Task prompt
Return every record below exactly as written, omitting any pictures.

---

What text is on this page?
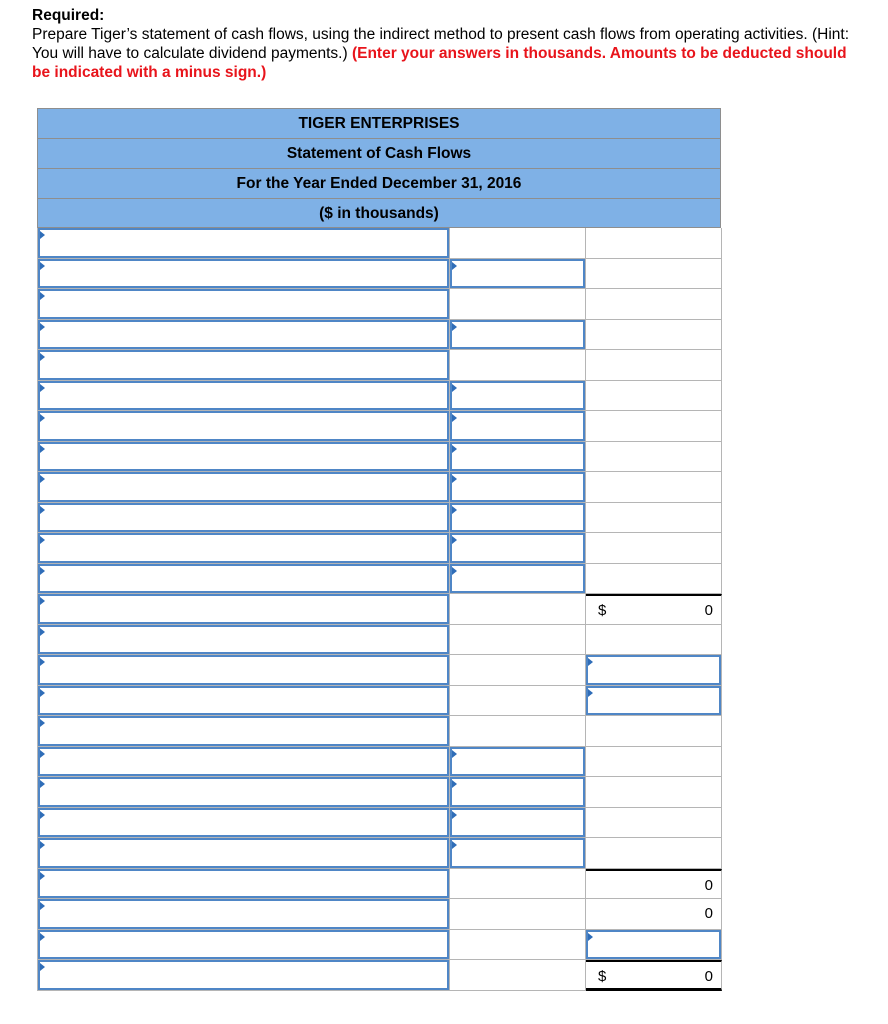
Required:
Prepare Tiger’s statement of cash flows, using the indirect method to present cash flows from operating activities. (Hint: You will have to calculate dividend payments.) (Enter your answers in thousands. Amounts to be deducted should be indicated with a minus sign.)
TIGER ENTERPRISES
Statement of Cash Flows
For the Year Ended December 31, 2016
($ in thousands)
$	0
0
0
$	0
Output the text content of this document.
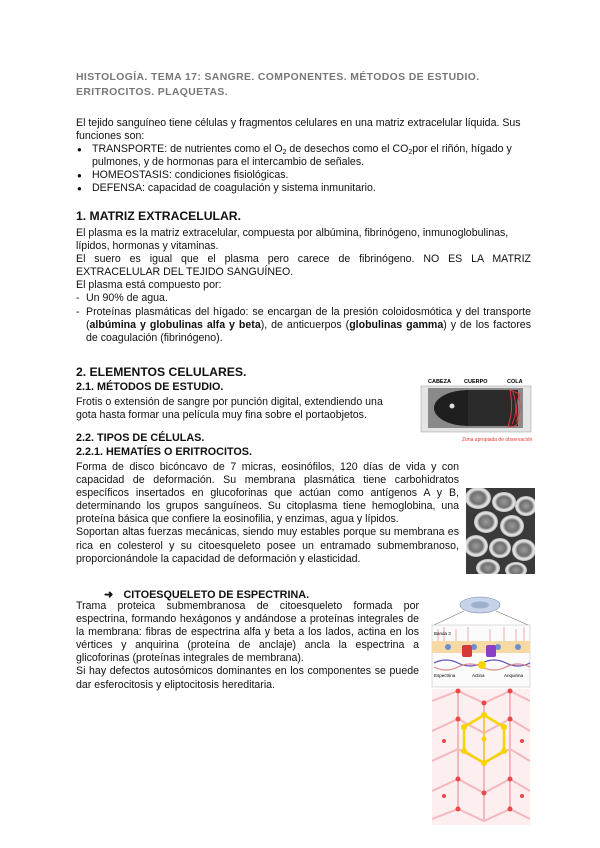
HISTOLOGÍA. TEMA 17: SANGRE. COMPONENTES. MÉTODOS DE ESTUDIO.
ERITROCITOS. PLAQUETAS.

El tejido sanguíneo tiene células y fragmentos celulares en una matriz extracelular líquida. Sus funciones son:

● TRANSPORTE: de nutrientes como el $O_2$ de desechos como el $CO_2por$ el riñón, hígado y pulmones, y de hormonas para el intercambio de señales.
● HOMEOSTASIS: condiciones fisiológicas.
● DEFENSA: capacidad de coagulación y sistema inmunitario.

1. MATRIZ EXTRACELULAR.

El plasma es la matriz extracelular, compuesta por albúmina, fibrinógeno, inmunoglobulinas, lípidos, hormonas y vitaminas.

El suero es igual que el plasma pero carece de fibrinógeno. NO ES LA MATRIZ EXTRACELULAR DEL TEJIDO SANGUÍNEO.

El plasma está compuesto por:

- Un 90% de agua.
- Proteínas plasmáticas del hígado: se encargan de la presión coloidosmótica y del transporte (albúmina y globulinas alfa y beta), de anticuerpos (globulinas gamma) y de los factores de coagulación (fibrinógeno).

2. ELEMENTOS CELULARES.

2.1. MÉTODOS DE ESTUDIO.

Frotis o extensión de sangre por punción digital, extendiendo una gota hasta formar una película muy fina sobre el portaobjetos.

2.2. TIPOS DE CÉLULAS.

2.2.1. HEMATÍES O ERITROCITOS.

Forma de disco bicóncavo de 7 micras, eosinófilos, 120 días de vida y con capacidad de deformación. Su membrana plasmática tiene carbohidratos específicos insertados en glucoforinas que actúan como antígenos A y B, determinando los grupos sanguíneos. Su citoplasma tiene hemoglobina, una proteína básica que confiere la eosinofilia, y enzimas, agua y lípidos.

Soportan altas fuerzas mecánicas, siendo muy estables porque su membrana es rica en colesterol y su citoesqueleto posee un entramado submembranoso, proporcionándole la capacidad de deformación y elasticidad.

CABEZA CUERPO	COLA
Zona apropiada de observación
➜ CITOESQUELETO DE ESPECTRINA.

Trama proteica submembranosa de citoesqueleto formada por espectrina, formando hexágonos y andándose a proteínas integrales de la membrana: fibras de espectrina alfa y beta a los lados, actina en los vértices y anquirina (proteína de anclaje) ancla la espectrina a glicoforinas (proteínas integrales de membrana).

Si hay defectos autosómicos dominantes en los componentes se puede dar esferocitosis y eliptocitosis hereditaria.

Banda 3
Espectrina	Actina	Anquirina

---

Task response
What text is on this page?
Required:
Prepare Tiger’s statement of cash flows, using the indirect method to present cash flows from operating activities. (Hint: You will have to calculate dividend payments.) (Enter your answers in thousands. Amounts to be deducted should be indicated with a minus sign.)
TIGER ENTERPRISES
Statement of Cash Flows
For the Year Ended December 31, 2016
($ in thousands)
$	0
0
0
$	0
Output the text content of this document.
HISTOLOGÍA. TEMA 17: SANGRE. COMPONENTES. MÉTODOS DE ESTUDIO.
ERITROCITOS. PLAQUETAS.

El tejido sanguíneo tiene células y fragmentos celulares en una matriz extracelular líquida. Sus funciones son:

● TRANSPORTE: de nutrientes como el $O_2$ de desechos como el $CO_2por$ el riñón, hígado y pulmones, y de hormonas para el intercambio de señales.
● HOMEOSTASIS: condiciones fisiológicas.
● DEFENSA: capacidad de coagulación y sistema inmunitario.

1. MATRIZ EXTRACELULAR.

El plasma es la matriz extracelular, compuesta por albúmina, fibrinógeno, inmunoglobulinas, lípidos, hormonas y vitaminas.

El suero es igual que el plasma pero carece de fibrinógeno. NO ES LA MATRIZ EXTRACELULAR DEL TEJIDO SANGUÍNEO.

El plasma está compuesto por:

- Un 90% de agua.
- Proteínas plasmáticas del hígado: se encargan de la presión coloidosmótica y del transporte (albúmina y globulinas alfa y beta), de anticuerpos (globulinas gamma) y de los factores de coagulación (fibrinógeno).

2. ELEMENTOS CELULARES.

2.1. MÉTODOS DE ESTUDIO.

Frotis o extensión de sangre por punción digital, extendiendo una gota hasta formar una película muy fina sobre el portaobjetos.

2.2. TIPOS DE CÉLULAS.

2.2.1. HEMATÍES O ERITROCITOS.

Forma de disco bicóncavo de 7 micras, eosinófilos, 120 días de vida y con capacidad de deformación. Su membrana plasmática tiene carbohidratos específicos insertados en glucoforinas que actúan como antígenos A y B, determinando los grupos sanguíneos. Su citoplasma tiene hemoglobina, una proteína básica que confiere la eosinofilia, y enzimas, agua y lípidos.

Soportan altas fuerzas mecánicas, siendo muy estables porque su membrana es rica en colesterol y su citoesqueleto posee un entramado submembranoso, proporcionándole la capacidad de deformación y elasticidad.

CABEZA CUERPO	COLA
Zona apropiada de observación
➜ CITOESQUELETO DE ESPECTRINA.

Trama proteica submembranosa de citoesqueleto formada por espectrina, formando hexágonos y andándose a proteínas integrales de la membrana: fibras de espectrina alfa y beta a los lados, actina en los vértices y anquirina (proteína de anclaje) ancla la espectrina a glicoforinas (proteínas integrales de membrana).

Si hay defectos autosómicos dominantes en los componentes se puede dar esferocitosis y eliptocitosis hereditaria.

Banda 3
Espectrina	Actina	Anquirina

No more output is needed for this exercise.